AIM OF THE TASK: Pull out every line below that contains the word "belgilaydi".
---
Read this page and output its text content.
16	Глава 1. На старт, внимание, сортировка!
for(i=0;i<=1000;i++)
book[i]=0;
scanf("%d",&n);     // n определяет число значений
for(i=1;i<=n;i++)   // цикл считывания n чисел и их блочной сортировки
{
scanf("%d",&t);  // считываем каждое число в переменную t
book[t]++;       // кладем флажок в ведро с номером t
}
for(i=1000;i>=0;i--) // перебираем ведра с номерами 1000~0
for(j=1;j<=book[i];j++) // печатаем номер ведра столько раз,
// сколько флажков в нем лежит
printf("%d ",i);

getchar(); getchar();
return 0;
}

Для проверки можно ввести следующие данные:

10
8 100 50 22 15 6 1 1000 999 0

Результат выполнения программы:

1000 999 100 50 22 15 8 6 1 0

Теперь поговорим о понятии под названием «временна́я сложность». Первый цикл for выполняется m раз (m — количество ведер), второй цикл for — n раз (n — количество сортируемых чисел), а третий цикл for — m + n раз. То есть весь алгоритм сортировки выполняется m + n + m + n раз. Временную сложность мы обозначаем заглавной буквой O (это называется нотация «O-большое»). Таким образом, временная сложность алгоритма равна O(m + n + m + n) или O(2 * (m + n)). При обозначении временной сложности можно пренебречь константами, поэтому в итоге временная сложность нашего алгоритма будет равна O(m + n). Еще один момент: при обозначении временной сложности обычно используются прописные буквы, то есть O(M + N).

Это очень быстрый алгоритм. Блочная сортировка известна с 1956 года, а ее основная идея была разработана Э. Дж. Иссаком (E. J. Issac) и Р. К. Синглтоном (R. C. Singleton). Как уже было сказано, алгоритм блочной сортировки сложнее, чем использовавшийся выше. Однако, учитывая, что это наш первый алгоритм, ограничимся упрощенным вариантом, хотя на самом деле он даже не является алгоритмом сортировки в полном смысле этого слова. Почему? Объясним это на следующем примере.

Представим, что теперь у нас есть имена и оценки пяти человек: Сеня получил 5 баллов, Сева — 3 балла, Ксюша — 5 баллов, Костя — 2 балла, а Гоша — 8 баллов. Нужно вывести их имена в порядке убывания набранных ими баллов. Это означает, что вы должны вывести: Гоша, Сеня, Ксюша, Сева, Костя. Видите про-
---
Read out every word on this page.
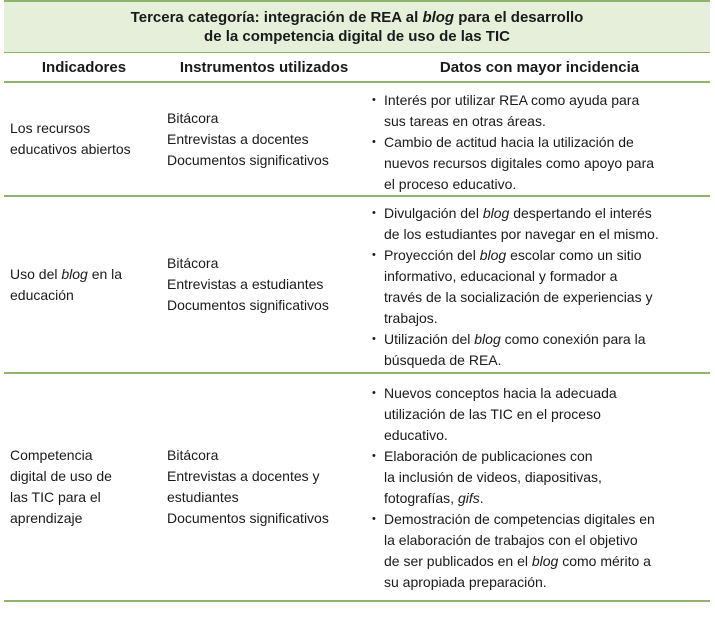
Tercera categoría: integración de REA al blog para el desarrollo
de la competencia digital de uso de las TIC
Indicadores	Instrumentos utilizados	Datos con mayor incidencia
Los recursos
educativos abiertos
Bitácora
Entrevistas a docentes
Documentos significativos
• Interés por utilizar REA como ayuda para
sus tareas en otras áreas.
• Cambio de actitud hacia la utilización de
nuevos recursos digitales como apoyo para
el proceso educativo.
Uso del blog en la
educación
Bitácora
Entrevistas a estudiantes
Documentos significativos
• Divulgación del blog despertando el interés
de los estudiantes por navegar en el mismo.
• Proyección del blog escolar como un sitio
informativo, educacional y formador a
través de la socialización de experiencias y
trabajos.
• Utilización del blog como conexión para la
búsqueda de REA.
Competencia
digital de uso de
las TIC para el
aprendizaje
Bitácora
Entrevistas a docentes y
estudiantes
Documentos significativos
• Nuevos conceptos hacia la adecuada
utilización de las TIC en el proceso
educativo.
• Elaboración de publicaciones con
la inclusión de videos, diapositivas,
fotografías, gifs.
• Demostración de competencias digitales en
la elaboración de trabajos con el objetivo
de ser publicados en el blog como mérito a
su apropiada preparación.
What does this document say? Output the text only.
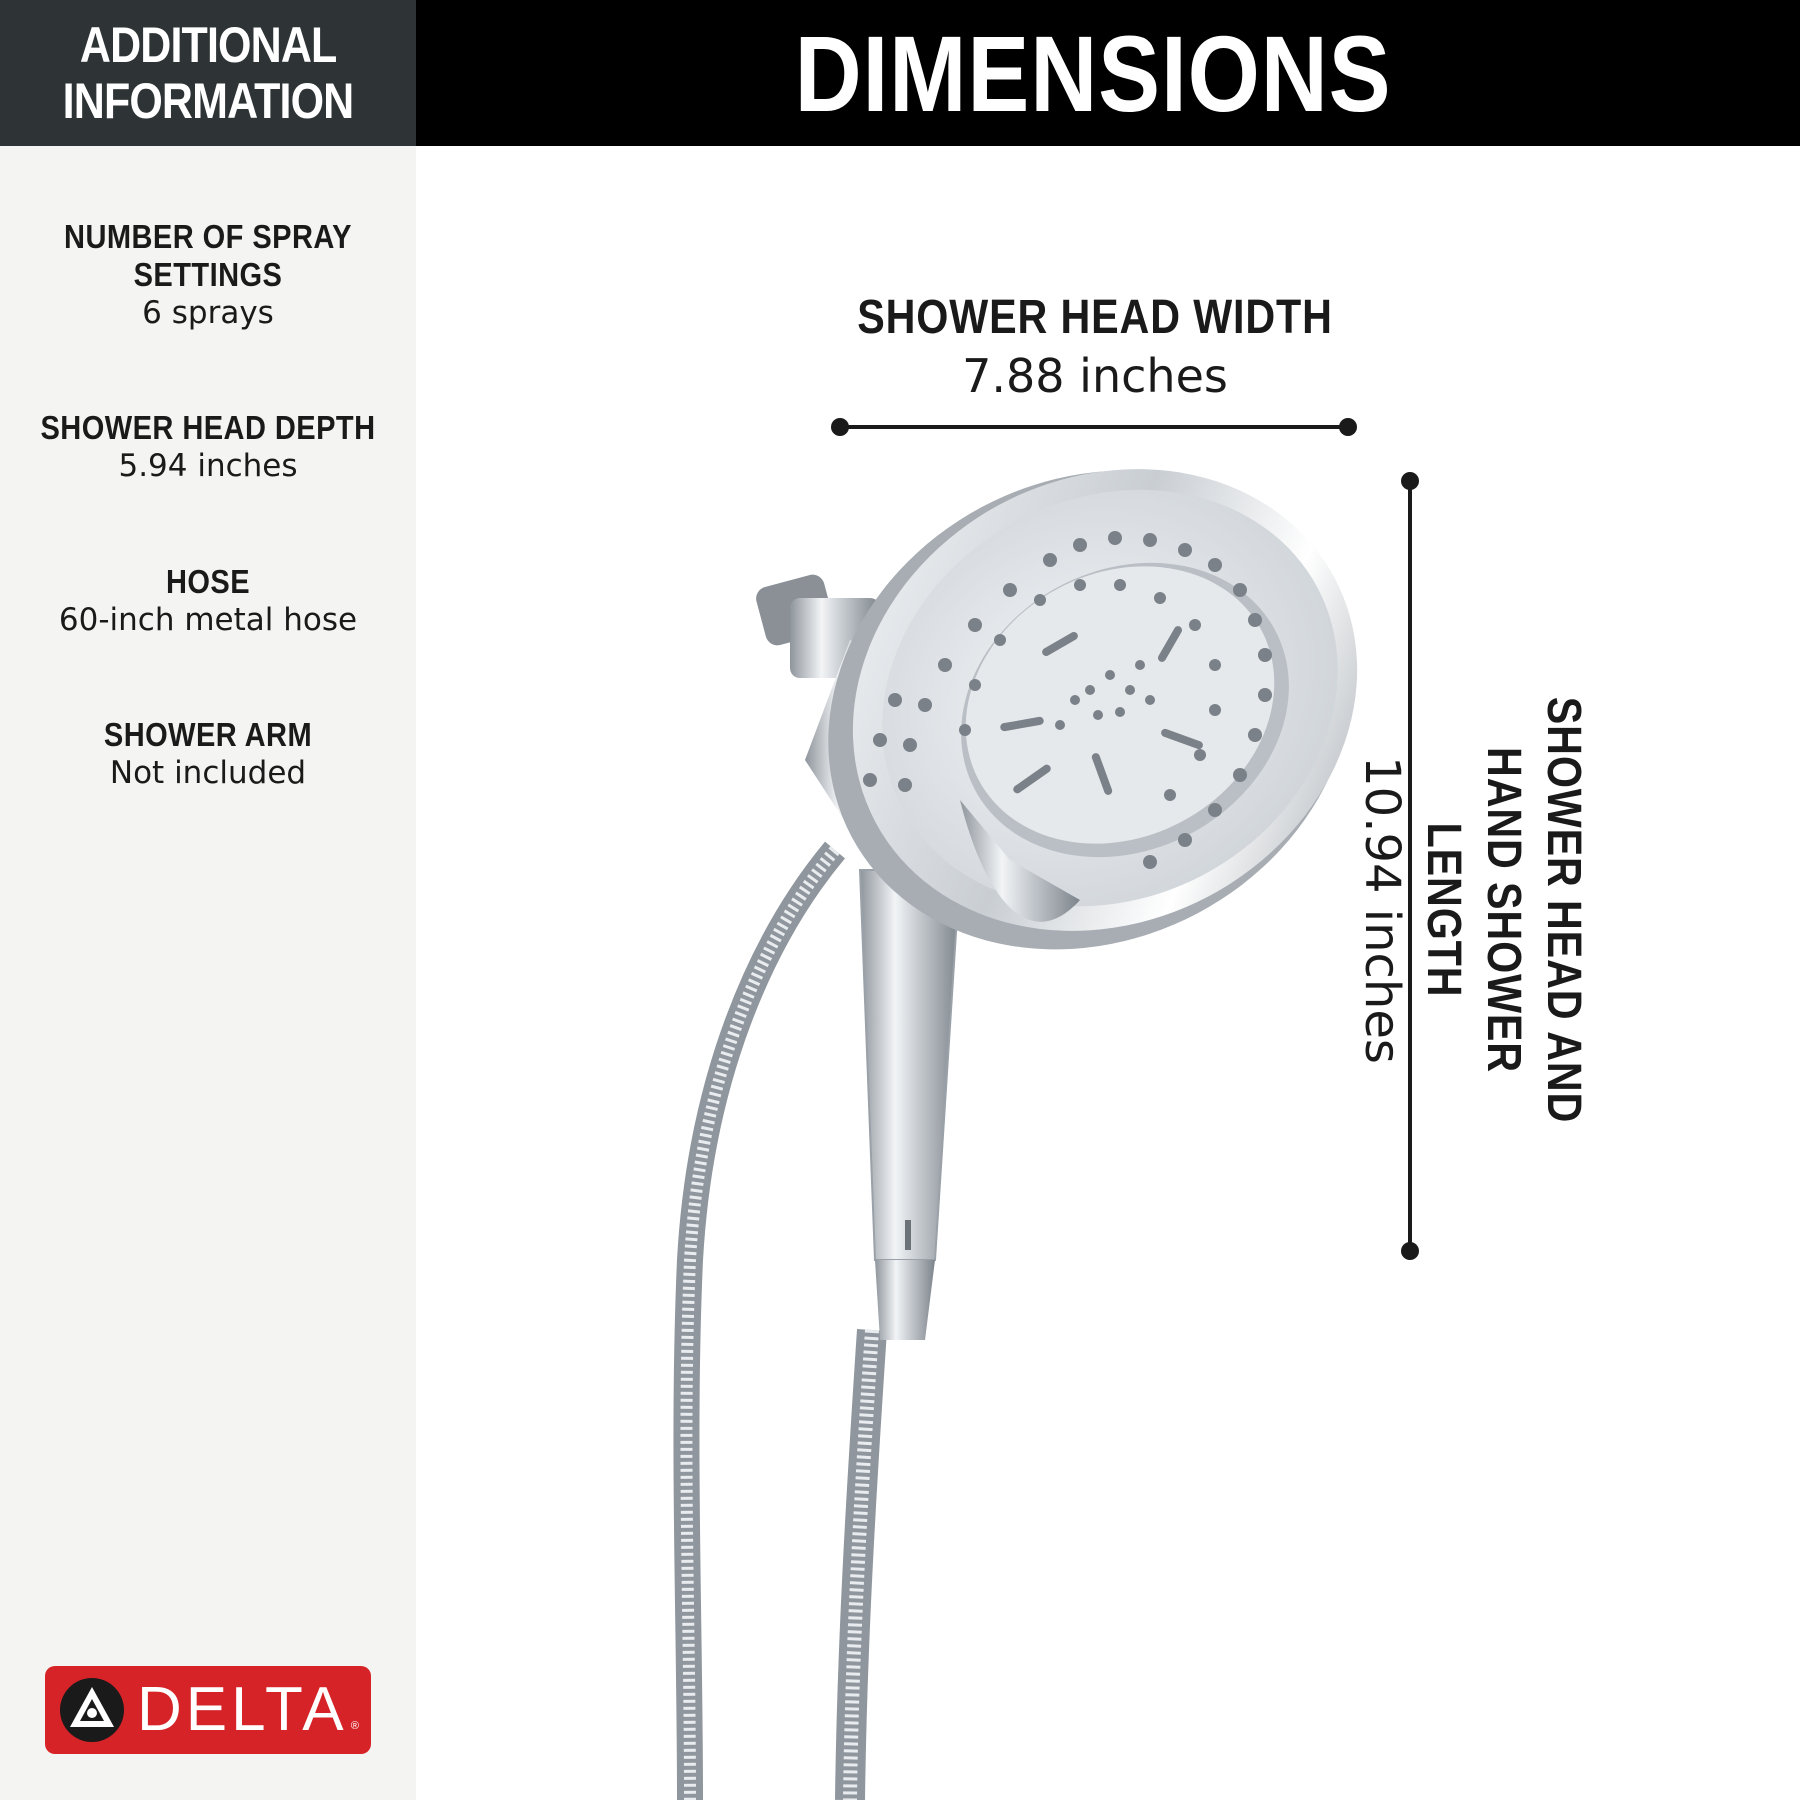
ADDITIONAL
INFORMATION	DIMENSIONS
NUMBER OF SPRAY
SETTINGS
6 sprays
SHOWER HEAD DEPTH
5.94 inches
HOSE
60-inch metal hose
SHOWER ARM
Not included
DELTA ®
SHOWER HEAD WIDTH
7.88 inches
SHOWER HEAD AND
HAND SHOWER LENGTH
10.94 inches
---
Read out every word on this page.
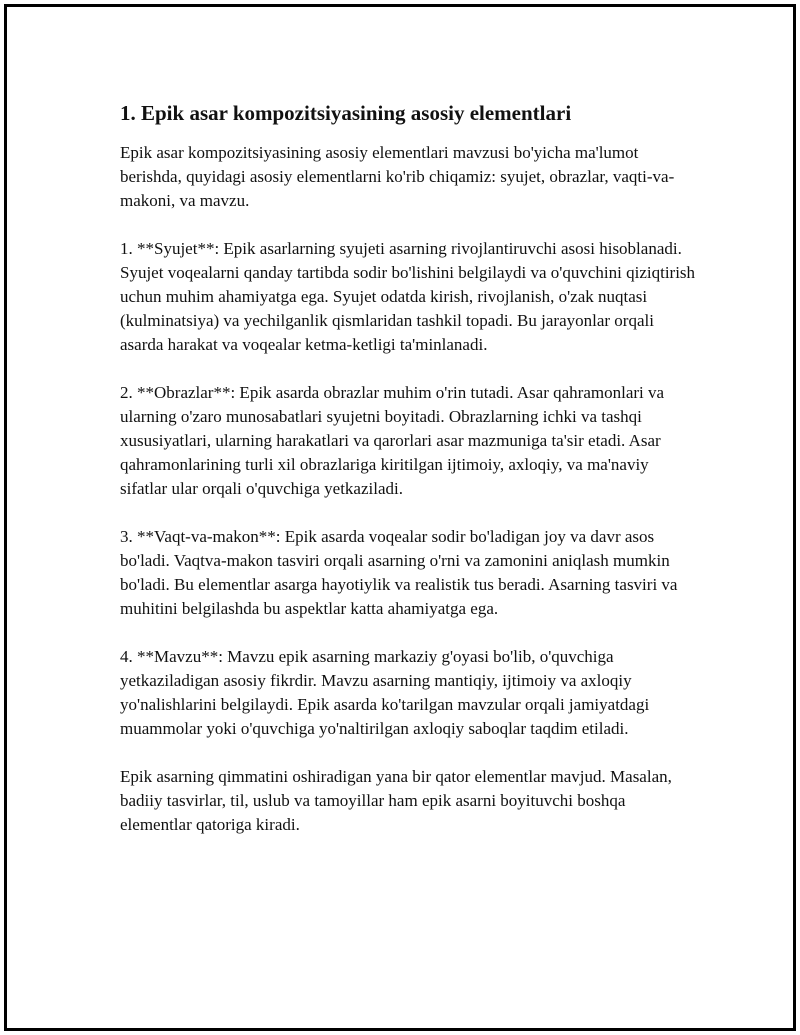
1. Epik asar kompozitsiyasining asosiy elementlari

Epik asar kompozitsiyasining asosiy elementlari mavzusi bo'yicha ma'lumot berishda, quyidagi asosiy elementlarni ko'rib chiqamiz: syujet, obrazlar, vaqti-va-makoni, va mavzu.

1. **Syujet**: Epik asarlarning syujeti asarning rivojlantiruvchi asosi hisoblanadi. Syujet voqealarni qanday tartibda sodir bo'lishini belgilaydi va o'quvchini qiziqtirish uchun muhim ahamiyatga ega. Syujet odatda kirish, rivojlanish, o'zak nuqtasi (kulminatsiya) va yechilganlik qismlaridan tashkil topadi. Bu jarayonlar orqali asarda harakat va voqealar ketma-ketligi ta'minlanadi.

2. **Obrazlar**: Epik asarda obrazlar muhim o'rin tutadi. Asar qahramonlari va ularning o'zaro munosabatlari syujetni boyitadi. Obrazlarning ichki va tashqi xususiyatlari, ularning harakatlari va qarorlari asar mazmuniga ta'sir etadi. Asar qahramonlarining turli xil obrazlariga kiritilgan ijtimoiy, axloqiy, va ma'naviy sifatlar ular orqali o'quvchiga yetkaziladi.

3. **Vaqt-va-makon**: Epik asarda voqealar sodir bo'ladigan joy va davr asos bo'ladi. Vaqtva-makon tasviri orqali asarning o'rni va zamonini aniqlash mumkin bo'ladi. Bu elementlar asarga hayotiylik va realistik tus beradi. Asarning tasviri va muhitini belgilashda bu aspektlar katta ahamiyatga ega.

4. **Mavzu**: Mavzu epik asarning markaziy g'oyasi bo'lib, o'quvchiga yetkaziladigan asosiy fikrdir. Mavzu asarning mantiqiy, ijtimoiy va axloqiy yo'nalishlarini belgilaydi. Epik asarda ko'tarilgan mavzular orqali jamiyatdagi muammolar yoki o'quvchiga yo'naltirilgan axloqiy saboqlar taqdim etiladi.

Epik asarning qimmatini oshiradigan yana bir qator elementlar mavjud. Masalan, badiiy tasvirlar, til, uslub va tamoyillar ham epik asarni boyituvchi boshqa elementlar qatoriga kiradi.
---
EXERCISE SOLUTION:
1. **Syujet**: Epik asarlarning syujeti asarning rivojlantiruvchi asosi hisoblanadi. Syujet voqealarni qanday tartibda sodir bo'lishini belgilaydi va o'quvchini qiziqtirish uchun muhim ahamiyatga ega. Syujet odatda kirish, rivojlanish, o'zak nuqtasi (kulminatsiya) va yechilganlik qismlaridan tashkil topadi. Bu jarayonlar orqali asarda harakat va voqealar ketma-ketligi ta'minlanadi.
4. **Mavzu**: Mavzu epik asarning markaziy g'oyasi bo'lib, o'quvchiga yetkaziladigan asosiy fikrdir. Mavzu asarning mantiqiy, ijtimoiy va axloqiy yo'nalishlarini belgilaydi. Epik asarda ko'tarilgan mavzular orqali jamiyatdagi muammolar yoki o'quvchiga yo'naltirilgan axloqiy saboqlar taqdim etiladi.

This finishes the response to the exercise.